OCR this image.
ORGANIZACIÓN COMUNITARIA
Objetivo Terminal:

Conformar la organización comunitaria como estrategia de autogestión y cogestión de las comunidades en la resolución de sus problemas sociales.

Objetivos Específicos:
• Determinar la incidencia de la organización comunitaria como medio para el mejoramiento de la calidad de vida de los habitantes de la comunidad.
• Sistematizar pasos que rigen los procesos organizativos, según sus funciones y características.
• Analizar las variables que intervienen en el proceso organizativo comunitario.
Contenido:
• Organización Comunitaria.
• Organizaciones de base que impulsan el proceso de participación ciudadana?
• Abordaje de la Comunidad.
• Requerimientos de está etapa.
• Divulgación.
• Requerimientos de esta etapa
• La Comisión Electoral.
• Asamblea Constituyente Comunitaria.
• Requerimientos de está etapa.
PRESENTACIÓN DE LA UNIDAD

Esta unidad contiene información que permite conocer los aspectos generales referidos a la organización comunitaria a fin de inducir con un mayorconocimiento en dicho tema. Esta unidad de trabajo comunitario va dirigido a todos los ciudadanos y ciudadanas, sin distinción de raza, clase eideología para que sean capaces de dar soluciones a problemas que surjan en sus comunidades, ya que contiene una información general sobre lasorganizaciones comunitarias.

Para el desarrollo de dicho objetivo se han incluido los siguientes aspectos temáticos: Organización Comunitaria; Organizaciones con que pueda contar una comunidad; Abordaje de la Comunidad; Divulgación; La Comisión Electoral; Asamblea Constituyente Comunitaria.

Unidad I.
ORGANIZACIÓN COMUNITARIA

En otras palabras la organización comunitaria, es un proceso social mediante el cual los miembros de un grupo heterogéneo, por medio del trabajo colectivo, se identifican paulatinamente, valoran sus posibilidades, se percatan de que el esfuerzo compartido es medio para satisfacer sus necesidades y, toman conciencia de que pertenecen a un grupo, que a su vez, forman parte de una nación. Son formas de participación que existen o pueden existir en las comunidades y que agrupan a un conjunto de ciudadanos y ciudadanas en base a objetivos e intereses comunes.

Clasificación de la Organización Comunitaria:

## [SET TASK]
In the listing above, count each line that holds the string "Divulgación". Give the number only.

## [ANSWER FOR THE TASK]
2